Your task: Without the pictures, set down the records below word for word.

Exercise data:
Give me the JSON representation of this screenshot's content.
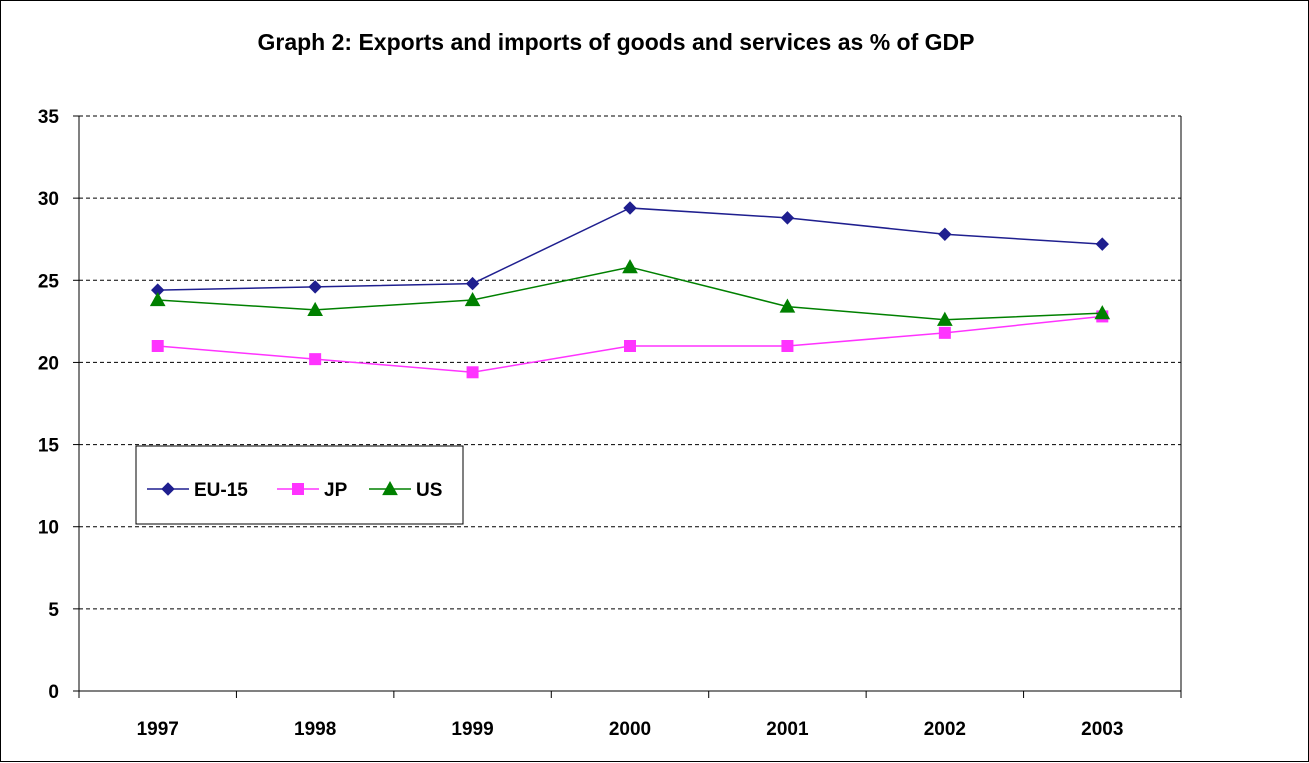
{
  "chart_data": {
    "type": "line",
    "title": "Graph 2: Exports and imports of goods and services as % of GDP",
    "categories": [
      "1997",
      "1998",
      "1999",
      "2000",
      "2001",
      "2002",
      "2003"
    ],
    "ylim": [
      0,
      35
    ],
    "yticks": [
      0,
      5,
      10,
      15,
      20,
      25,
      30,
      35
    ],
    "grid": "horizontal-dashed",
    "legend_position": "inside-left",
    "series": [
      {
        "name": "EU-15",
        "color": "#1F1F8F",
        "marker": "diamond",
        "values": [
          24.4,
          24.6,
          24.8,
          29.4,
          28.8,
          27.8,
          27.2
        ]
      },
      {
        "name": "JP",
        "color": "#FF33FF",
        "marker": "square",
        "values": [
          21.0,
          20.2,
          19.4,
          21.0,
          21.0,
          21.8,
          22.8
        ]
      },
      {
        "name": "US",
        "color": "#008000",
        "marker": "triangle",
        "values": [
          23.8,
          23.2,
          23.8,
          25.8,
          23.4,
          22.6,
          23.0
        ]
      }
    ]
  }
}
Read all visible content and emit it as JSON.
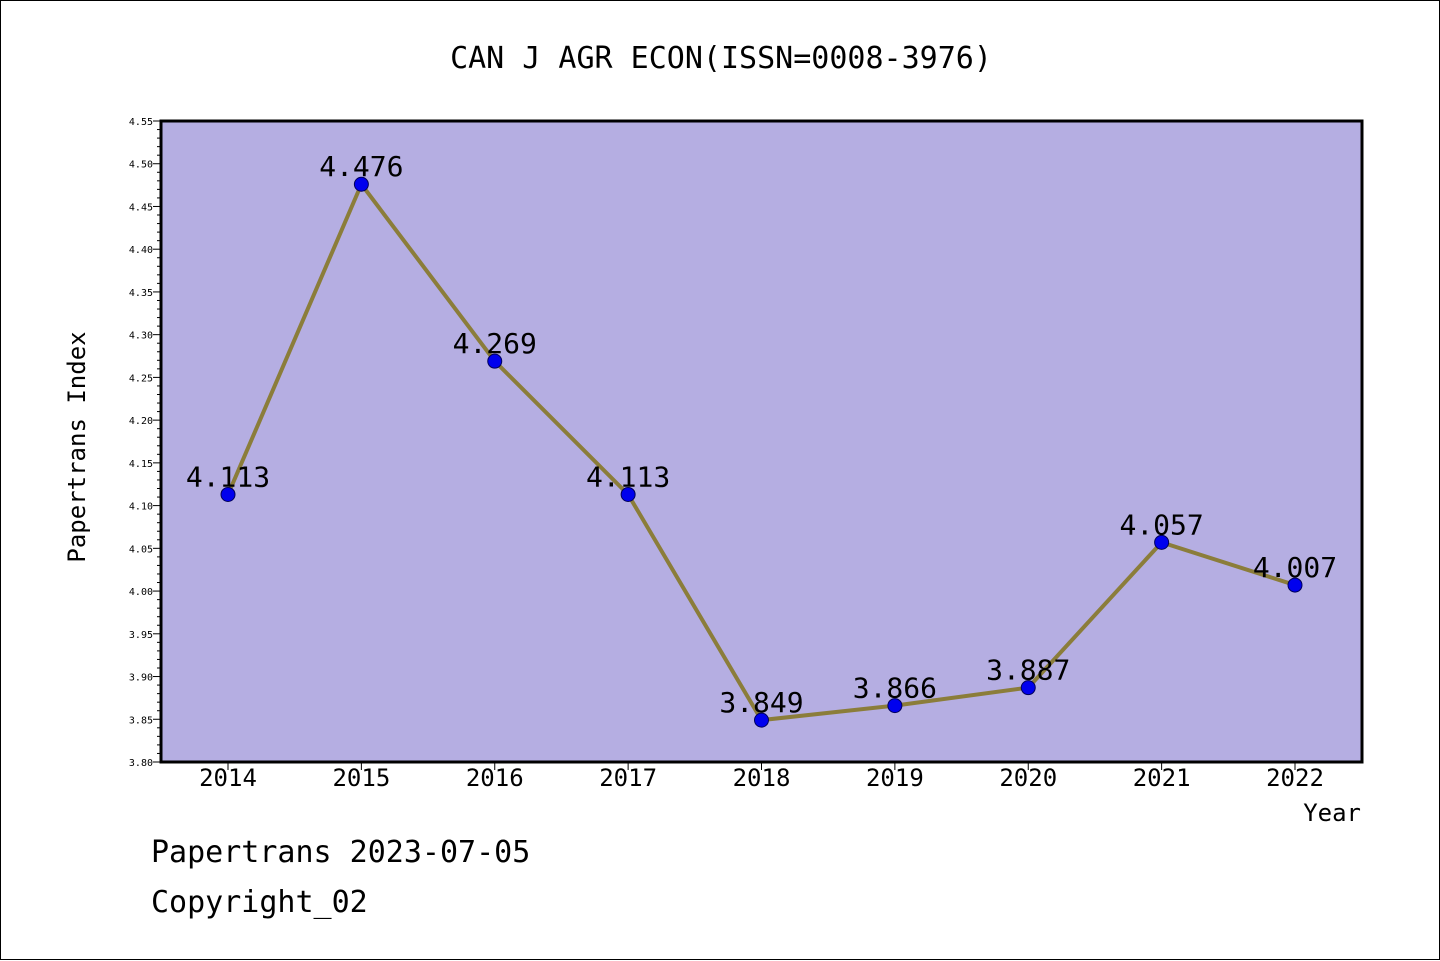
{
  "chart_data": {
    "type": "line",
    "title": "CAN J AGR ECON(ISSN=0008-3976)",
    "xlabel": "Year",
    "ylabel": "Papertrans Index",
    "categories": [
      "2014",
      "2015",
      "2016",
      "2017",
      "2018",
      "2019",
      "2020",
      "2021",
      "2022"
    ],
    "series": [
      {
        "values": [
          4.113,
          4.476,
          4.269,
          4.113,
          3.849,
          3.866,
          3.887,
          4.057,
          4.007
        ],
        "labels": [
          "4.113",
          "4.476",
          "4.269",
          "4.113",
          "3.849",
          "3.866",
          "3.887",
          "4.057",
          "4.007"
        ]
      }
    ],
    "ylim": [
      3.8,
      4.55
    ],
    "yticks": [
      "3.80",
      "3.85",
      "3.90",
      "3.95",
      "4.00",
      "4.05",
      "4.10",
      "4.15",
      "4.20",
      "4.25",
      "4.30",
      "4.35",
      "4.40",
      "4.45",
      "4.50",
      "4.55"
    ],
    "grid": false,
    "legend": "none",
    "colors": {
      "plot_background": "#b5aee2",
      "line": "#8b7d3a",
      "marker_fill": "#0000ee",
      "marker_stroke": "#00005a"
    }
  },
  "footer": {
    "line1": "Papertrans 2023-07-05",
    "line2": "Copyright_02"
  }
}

Answer:
Give me the JSON representation of this screenshot's content.
{
  "chart_data": {
    "type": "line",
    "title": "Graph 2: Exports and imports of goods and services as % of GDP",
    "categories": [
      "1997",
      "1998",
      "1999",
      "2000",
      "2001",
      "2002",
      "2003"
    ],
    "ylim": [
      0,
      35
    ],
    "yticks": [
      0,
      5,
      10,
      15,
      20,
      25,
      30,
      35
    ],
    "grid": "horizontal-dashed",
    "legend_position": "inside-left",
    "series": [
      {
        "name": "EU-15",
        "color": "#1F1F8F",
        "marker": "diamond",
        "values": [
          24.4,
          24.6,
          24.8,
          29.4,
          28.8,
          27.8,
          27.2
        ]
      },
      {
        "name": "JP",
        "color": "#FF33FF",
        "marker": "square",
        "values": [
          21.0,
          20.2,
          19.4,
          21.0,
          21.0,
          21.8,
          22.8
        ]
      },
      {
        "name": "US",
        "color": "#008000",
        "marker": "triangle",
        "values": [
          23.8,
          23.2,
          23.8,
          25.8,
          23.4,
          22.6,
          23.0
        ]
      }
    ]
  }
}
Read all visible content and emit it as JSON.
{
  "chart_data": {
    "type": "line",
    "title": "CAN J AGR ECON(ISSN=0008-3976)",
    "xlabel": "Year",
    "ylabel": "Papertrans Index",
    "categories": [
      "2014",
      "2015",
      "2016",
      "2017",
      "2018",
      "2019",
      "2020",
      "2021",
      "2022"
    ],
    "series": [
      {
        "values": [
          4.113,
          4.476,
          4.269,
          4.113,
          3.849,
          3.866,
          3.887,
          4.057,
          4.007
        ],
        "labels": [
          "4.113",
          "4.476",
          "4.269",
          "4.113",
          "3.849",
          "3.866",
          "3.887",
          "4.057",
          "4.007"
        ]
      }
    ],
    "ylim": [
      3.8,
      4.55
    ],
    "yticks": [
      "3.80",
      "3.85",
      "3.90",
      "3.95",
      "4.00",
      "4.05",
      "4.10",
      "4.15",
      "4.20",
      "4.25",
      "4.30",
      "4.35",
      "4.40",
      "4.45",
      "4.50",
      "4.55"
    ],
    "grid": false,
    "legend": "none",
    "colors": {
      "plot_background": "#b5aee2",
      "line": "#8b7d3a",
      "marker_fill": "#0000ee",
      "marker_stroke": "#00005a"
    }
  },
  "footer": {
    "line1": "Papertrans 2023-07-05",
    "line2": "Copyright_02"
  }
}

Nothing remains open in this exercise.